Short task.
Repeat each entry as written and leave the images out of the copy.

Data entries.
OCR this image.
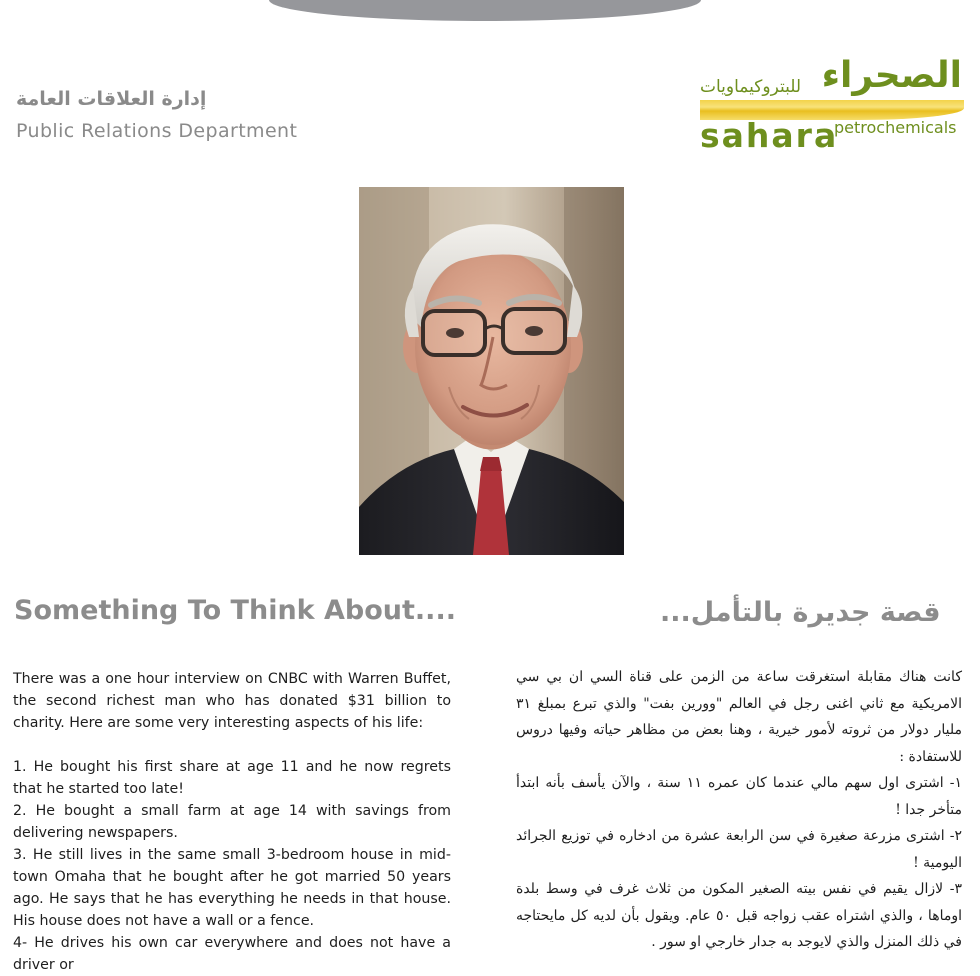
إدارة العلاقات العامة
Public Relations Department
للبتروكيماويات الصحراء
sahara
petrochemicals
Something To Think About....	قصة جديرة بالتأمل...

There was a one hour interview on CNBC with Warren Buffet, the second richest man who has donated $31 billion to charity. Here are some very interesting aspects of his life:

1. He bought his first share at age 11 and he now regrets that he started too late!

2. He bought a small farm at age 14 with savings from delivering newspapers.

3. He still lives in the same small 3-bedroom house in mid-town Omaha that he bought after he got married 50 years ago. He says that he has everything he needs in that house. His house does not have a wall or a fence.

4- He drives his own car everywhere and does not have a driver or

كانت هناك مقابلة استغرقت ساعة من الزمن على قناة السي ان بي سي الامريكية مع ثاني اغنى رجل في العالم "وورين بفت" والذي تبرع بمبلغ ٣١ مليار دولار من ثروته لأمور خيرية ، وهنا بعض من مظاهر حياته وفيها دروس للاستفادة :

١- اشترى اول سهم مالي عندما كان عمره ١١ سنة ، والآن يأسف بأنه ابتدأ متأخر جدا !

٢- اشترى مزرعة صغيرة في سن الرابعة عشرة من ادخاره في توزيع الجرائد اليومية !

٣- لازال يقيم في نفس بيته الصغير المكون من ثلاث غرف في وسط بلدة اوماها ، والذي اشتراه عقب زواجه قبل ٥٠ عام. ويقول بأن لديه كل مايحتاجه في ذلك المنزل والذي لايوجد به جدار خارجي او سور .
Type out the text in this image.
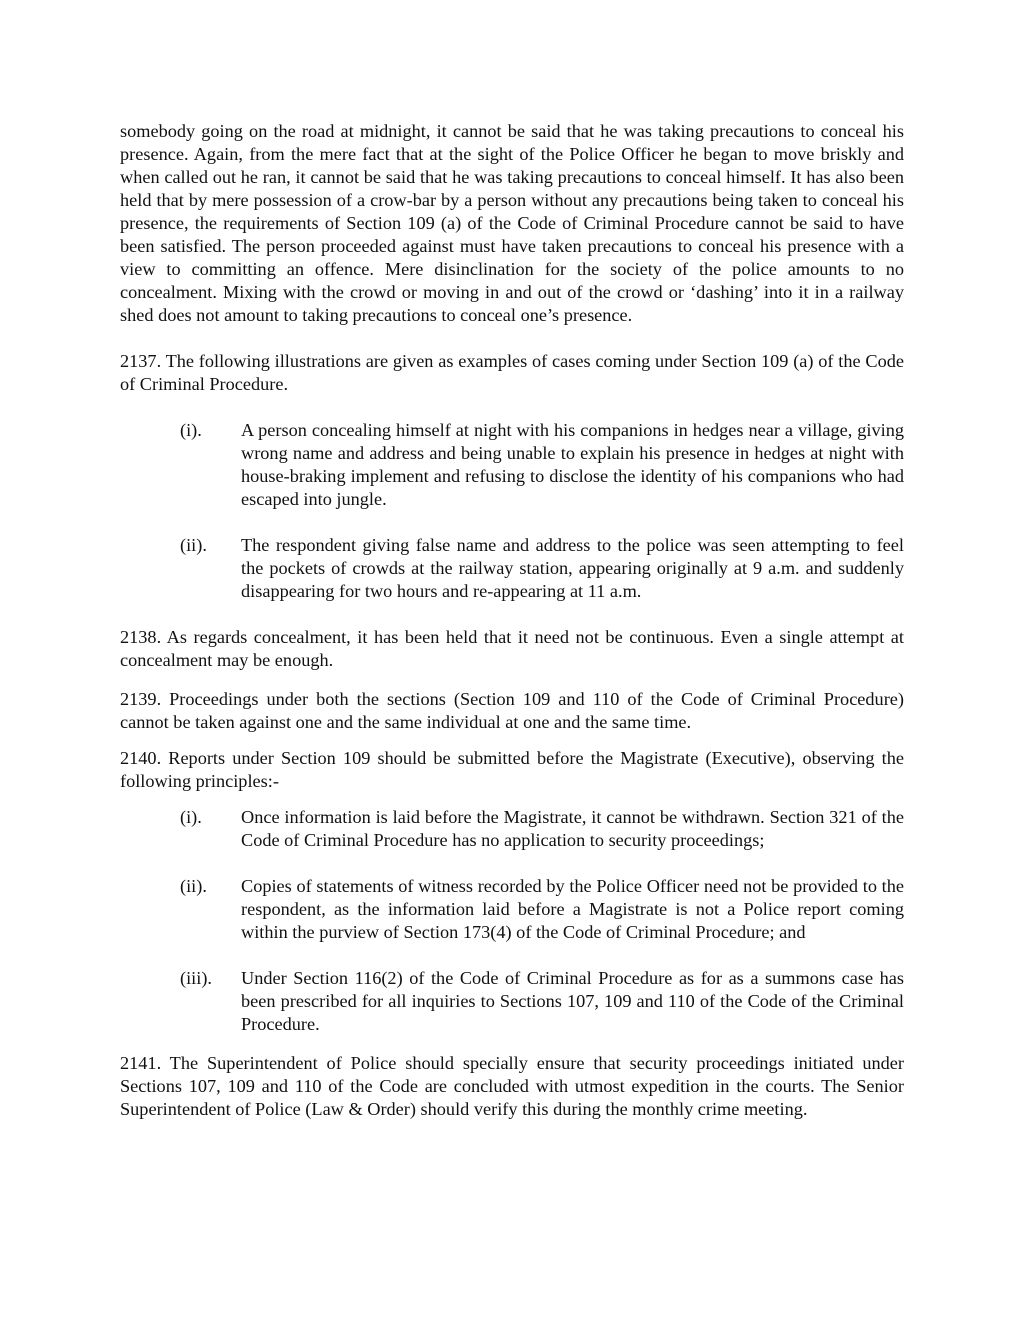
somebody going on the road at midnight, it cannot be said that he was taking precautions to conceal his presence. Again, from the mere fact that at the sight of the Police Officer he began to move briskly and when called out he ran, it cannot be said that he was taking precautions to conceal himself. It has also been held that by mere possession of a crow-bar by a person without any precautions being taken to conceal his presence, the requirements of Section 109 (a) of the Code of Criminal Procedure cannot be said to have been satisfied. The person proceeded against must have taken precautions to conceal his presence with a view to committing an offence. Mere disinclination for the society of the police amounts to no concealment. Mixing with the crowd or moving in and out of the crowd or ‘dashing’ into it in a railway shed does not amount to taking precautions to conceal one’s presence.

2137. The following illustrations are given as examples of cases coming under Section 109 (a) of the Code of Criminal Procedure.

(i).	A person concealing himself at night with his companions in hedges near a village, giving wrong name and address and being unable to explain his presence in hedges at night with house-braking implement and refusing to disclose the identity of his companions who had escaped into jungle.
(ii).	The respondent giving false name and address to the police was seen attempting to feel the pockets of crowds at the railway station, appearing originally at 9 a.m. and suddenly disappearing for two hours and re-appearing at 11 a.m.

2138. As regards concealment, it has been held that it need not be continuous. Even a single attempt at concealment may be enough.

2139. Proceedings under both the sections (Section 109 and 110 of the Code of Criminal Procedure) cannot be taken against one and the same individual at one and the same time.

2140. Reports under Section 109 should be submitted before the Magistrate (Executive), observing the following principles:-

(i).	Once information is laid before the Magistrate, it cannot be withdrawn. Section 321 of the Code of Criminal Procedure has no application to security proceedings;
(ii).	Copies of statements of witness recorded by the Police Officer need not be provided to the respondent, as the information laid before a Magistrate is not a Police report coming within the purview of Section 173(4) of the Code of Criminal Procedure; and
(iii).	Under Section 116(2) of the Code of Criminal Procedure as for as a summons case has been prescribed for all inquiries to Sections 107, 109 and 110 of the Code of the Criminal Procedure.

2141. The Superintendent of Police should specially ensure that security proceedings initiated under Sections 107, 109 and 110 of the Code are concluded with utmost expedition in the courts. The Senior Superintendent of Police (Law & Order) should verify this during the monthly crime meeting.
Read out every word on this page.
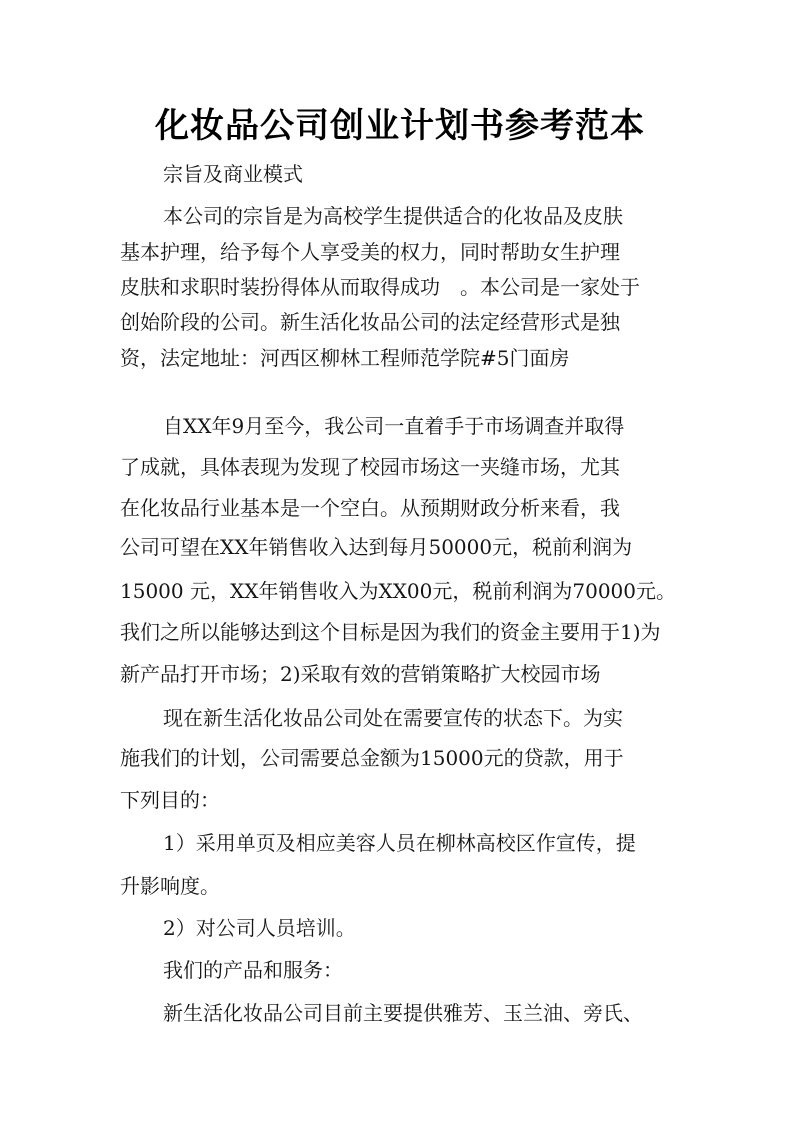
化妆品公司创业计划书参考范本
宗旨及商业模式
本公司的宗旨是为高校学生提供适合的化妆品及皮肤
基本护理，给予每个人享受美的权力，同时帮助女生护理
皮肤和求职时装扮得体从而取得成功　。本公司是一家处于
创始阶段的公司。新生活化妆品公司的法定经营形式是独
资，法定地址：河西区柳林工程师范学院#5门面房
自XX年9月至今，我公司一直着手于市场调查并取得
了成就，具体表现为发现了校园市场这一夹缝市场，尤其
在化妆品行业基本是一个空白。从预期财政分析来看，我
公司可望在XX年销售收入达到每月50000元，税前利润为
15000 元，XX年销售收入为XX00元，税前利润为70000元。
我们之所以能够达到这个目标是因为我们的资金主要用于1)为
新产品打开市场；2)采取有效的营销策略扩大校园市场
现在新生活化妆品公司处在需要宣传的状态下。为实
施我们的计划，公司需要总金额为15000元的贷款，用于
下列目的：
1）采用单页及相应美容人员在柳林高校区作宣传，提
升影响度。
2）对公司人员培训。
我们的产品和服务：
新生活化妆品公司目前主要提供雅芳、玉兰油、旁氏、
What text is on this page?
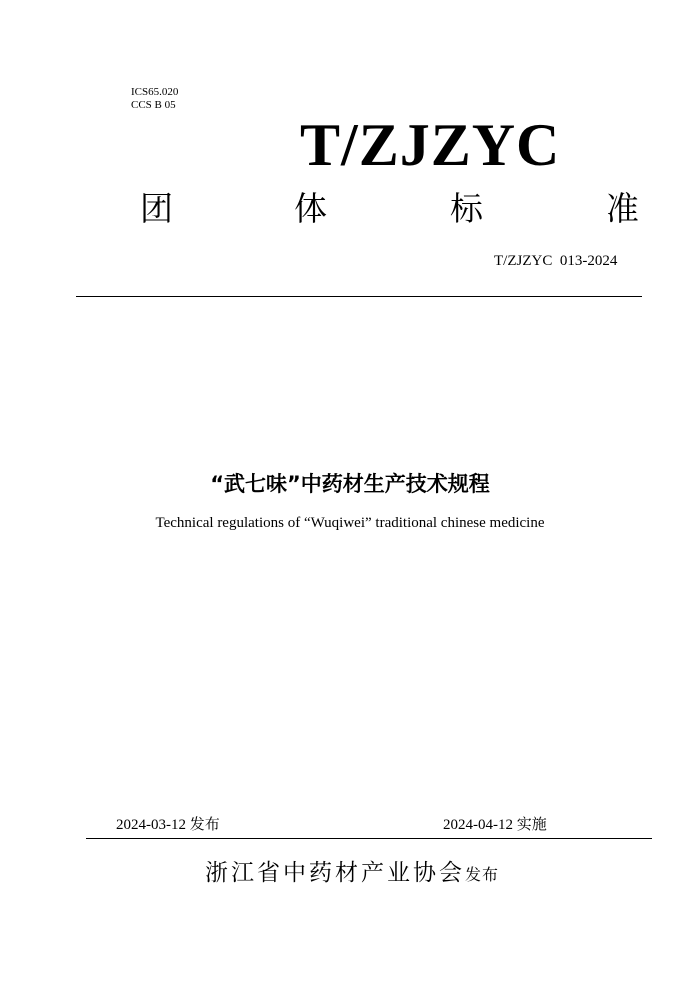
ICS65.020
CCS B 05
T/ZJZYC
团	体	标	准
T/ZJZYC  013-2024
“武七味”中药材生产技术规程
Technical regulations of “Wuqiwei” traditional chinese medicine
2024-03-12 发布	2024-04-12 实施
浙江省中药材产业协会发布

Reply.
OCR this image.
إدارة العلاقات العامة
Public Relations Department
للبتروكيماويات الصحراء
sahara
petrochemicals
Something To Think About....	قصة جديرة بالتأمل...

There was a one hour interview on CNBC with Warren Buffet, the second richest man who has donated $31 billion to charity. Here are some very interesting aspects of his life:

1. He bought his first share at age 11 and he now regrets that he started too late!

2. He bought a small farm at age 14 with savings from delivering newspapers.

3. He still lives in the same small 3-bedroom house in mid-town Omaha that he bought after he got married 50 years ago. He says that he has everything he needs in that house. His house does not have a wall or a fence.

4- He drives his own car everywhere and does not have a driver or

كانت هناك مقابلة استغرقت ساعة من الزمن على قناة السي ان بي سي الامريكية مع ثاني اغنى رجل في العالم "وورين بفت" والذي تبرع بمبلغ ٣١ مليار دولار من ثروته لأمور خيرية ، وهنا بعض من مظاهر حياته وفيها دروس للاستفادة :

١- اشترى اول سهم مالي عندما كان عمره ١١ سنة ، والآن يأسف بأنه ابتدأ متأخر جدا !

٢- اشترى مزرعة صغيرة في سن الرابعة عشرة من ادخاره في توزيع الجرائد اليومية !

٣- لازال يقيم في نفس بيته الصغير المكون من ثلاث غرف في وسط بلدة اوماها ، والذي اشتراه عقب زواجه قبل ٥٠ عام. ويقول بأن لديه كل مايحتاجه في ذلك المنزل والذي لايوجد به جدار خارجي او سور .
Type out the text in this image.
somebody going on the road at midnight, it cannot be said that he was taking precautions to conceal his presence. Again, from the mere fact that at the sight of the Police Officer he began to move briskly and when called out he ran, it cannot be said that he was taking precautions to conceal himself. It has also been held that by mere possession of a crow-bar by a person without any precautions being taken to conceal his presence, the requirements of Section 109 (a) of the Code of Criminal Procedure cannot be said to have been satisfied. The person proceeded against must have taken precautions to conceal his presence with a view to committing an offence. Mere disinclination for the society of the police amounts to no concealment. Mixing with the crowd or moving in and out of the crowd or ‘dashing’ into it in a railway shed does not amount to taking precautions to conceal one’s presence.

2137. The following illustrations are given as examples of cases coming under Section 109 (a) of the Code of Criminal Procedure.

(i).	A person concealing himself at night with his companions in hedges near a village, giving wrong name and address and being unable to explain his presence in hedges at night with house-braking implement and refusing to disclose the identity of his companions who had escaped into jungle.
(ii).	The respondent giving false name and address to the police was seen attempting to feel the pockets of crowds at the railway station, appearing originally at 9 a.m. and suddenly disappearing for two hours and re-appearing at 11 a.m.

2138. As regards concealment, it has been held that it need not be continuous. Even a single attempt at concealment may be enough.

2139. Proceedings under both the sections (Section 109 and 110 of the Code of Criminal Procedure) cannot be taken against one and the same individual at one and the same time.

2140. Reports under Section 109 should be submitted before the Magistrate (Executive), observing the following principles:-

(i).	Once information is laid before the Magistrate, it cannot be withdrawn. Section 321 of the Code of Criminal Procedure has no application to security proceedings;
(ii).	Copies of statements of witness recorded by the Police Officer need not be provided to the respondent, as the information laid before a Magistrate is not a Police report coming within the purview of Section 173(4) of the Code of Criminal Procedure; and
(iii).	Under Section 116(2) of the Code of Criminal Procedure as for as a summons case has been prescribed for all inquiries to Sections 107, 109 and 110 of the Code of the Criminal Procedure.

2141. The Superintendent of Police should specially ensure that security proceedings initiated under Sections 107, 109 and 110 of the Code are concluded with utmost expedition in the courts. The Senior Superintendent of Police (Law & Order) should verify this during the monthly crime meeting.
Read out every word on this page.
化妆品公司创业计划书参考范本
宗旨及商业模式
本公司的宗旨是为高校学生提供适合的化妆品及皮肤
基本护理，给予每个人享受美的权力，同时帮助女生护理
皮肤和求职时装扮得体从而取得成功　。本公司是一家处于
创始阶段的公司。新生活化妆品公司的法定经营形式是独
资，法定地址：河西区柳林工程师范学院#5门面房
自XX年9月至今，我公司一直着手于市场调查并取得
了成就，具体表现为发现了校园市场这一夹缝市场，尤其
在化妆品行业基本是一个空白。从预期财政分析来看，我
公司可望在XX年销售收入达到每月50000元，税前利润为
15000 元，XX年销售收入为XX00元，税前利润为70000元。
我们之所以能够达到这个目标是因为我们的资金主要用于1)为
新产品打开市场；2)采取有效的营销策略扩大校园市场
现在新生活化妆品公司处在需要宣传的状态下。为实
施我们的计划，公司需要总金额为15000元的贷款，用于
下列目的：
1）采用单页及相应美容人员在柳林高校区作宣传，提
升影响度。
2）对公司人员培训。
我们的产品和服务：
新生活化妆品公司目前主要提供雅芳、玉兰油、旁氏、
What text is on this page?
ICS65.020
CCS B 05
T/ZJZYC
团	体	标	准
T/ZJZYC  013-2024
“武七味”中药材生产技术规程
Technical regulations of “Wuqiwei” traditional chinese medicine
2024-03-12 发布	2024-04-12 实施
浙江省中药材产业协会发布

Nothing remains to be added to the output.